- YOUR INSTRUCTIONS
Exclude the pictures and return every line exactly as written.

- SUPPLIED MATERIAL
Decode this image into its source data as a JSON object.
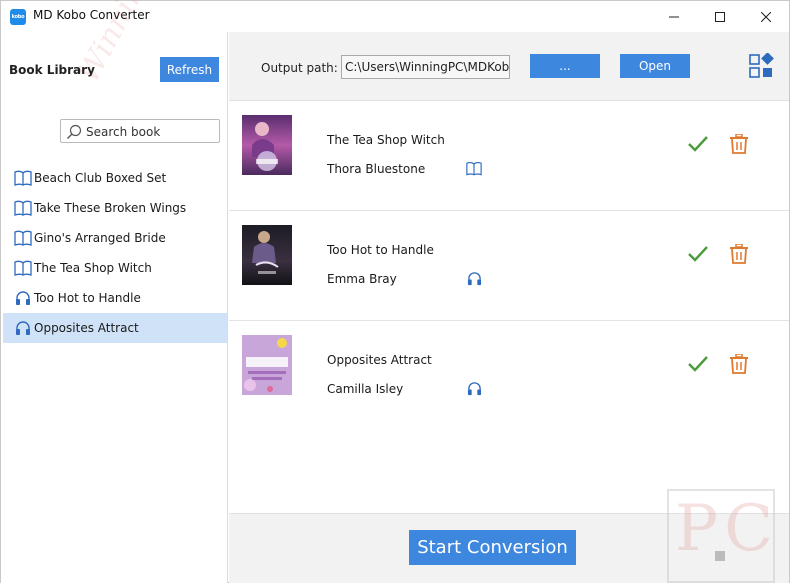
{
  "window": {
    "title": "MD Kobo Converter",
    "icon_text": "kobo",
    "accent_color": "#3d87df"
  },
  "sidebar": {
    "title": "Book Library",
    "refresh_label": "Refresh",
    "search_placeholder": "Search book",
    "books": [
      {
        "label": "Beach Club Boxed Set",
        "type": "book-icon",
        "selected": false
      },
      {
        "label": "Take These Broken Wings",
        "type": "book-icon",
        "selected": false
      },
      {
        "label": "Gino's Arranged Bride",
        "type": "book-icon",
        "selected": false
      },
      {
        "label": "The Tea Shop Witch",
        "type": "book-icon",
        "selected": false
      },
      {
        "label": "Too Hot to Handle",
        "type": "headphones-icon",
        "selected": false
      },
      {
        "label": "Opposites Attract",
        "type": "headphones-icon",
        "selected": true
      }
    ]
  },
  "toolbar": {
    "output_label": "Output path:",
    "output_value": "C:\\Users\\WinningPC\\MDKobo",
    "browse_label": "...",
    "open_label": "Open"
  },
  "rows": [
    {
      "title": "The Tea Shop Witch",
      "author": "Thora Bluestone",
      "type": "book-icon"
    },
    {
      "title": "Too Hot to Handle",
      "author": "Emma Bray",
      "type": "headphones-icon"
    },
    {
      "title": "Opposites Attract",
      "author": "Camilla Isley",
      "type": "headphones-icon"
    }
  ],
  "footer": {
    "start_label": "Start Conversion"
  }
}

- RESULT FOR THIS EXERCISE
Decode this image into its source data as a JSON object.
{
  "window": {
    "title": "MD Kobo Converter",
    "icon_text": "kobo",
    "accent_color": "#3d87df"
  },
  "sidebar": {
    "title": "Book Library",
    "refresh_label": "Refresh",
    "search_placeholder": "Search book",
    "books": [
      {
        "label": "Beach Club Boxed Set",
        "type": "book-icon",
        "selected": false
      },
      {
        "label": "Take These Broken Wings",
        "type": "book-icon",
        "selected": false
      },
      {
        "label": "Gino's Arranged Bride",
        "type": "book-icon",
        "selected": false
      },
      {
        "label": "The Tea Shop Witch",
        "type": "book-icon",
        "selected": false
      },
      {
        "label": "Too Hot to Handle",
        "type": "headphones-icon",
        "selected": false
      },
      {
        "label": "Opposites Attract",
        "type": "headphones-icon",
        "selected": true
      }
    ]
  },
  "toolbar": {
    "output_label": "Output path:",
    "output_value": "C:\\Users\\WinningPC\\MDKobo",
    "browse_label": "...",
    "open_label": "Open"
  },
  "rows": [
    {
      "title": "The Tea Shop Witch",
      "author": "Thora Bluestone",
      "type": "book-icon"
    },
    {
      "title": "Too Hot to Handle",
      "author": "Emma Bray",
      "type": "headphones-icon"
    },
    {
      "title": "Opposites Attract",
      "author": "Camilla Isley",
      "type": "headphones-icon"
    }
  ],
  "footer": {
    "start_label": "Start Conversion"
  }
}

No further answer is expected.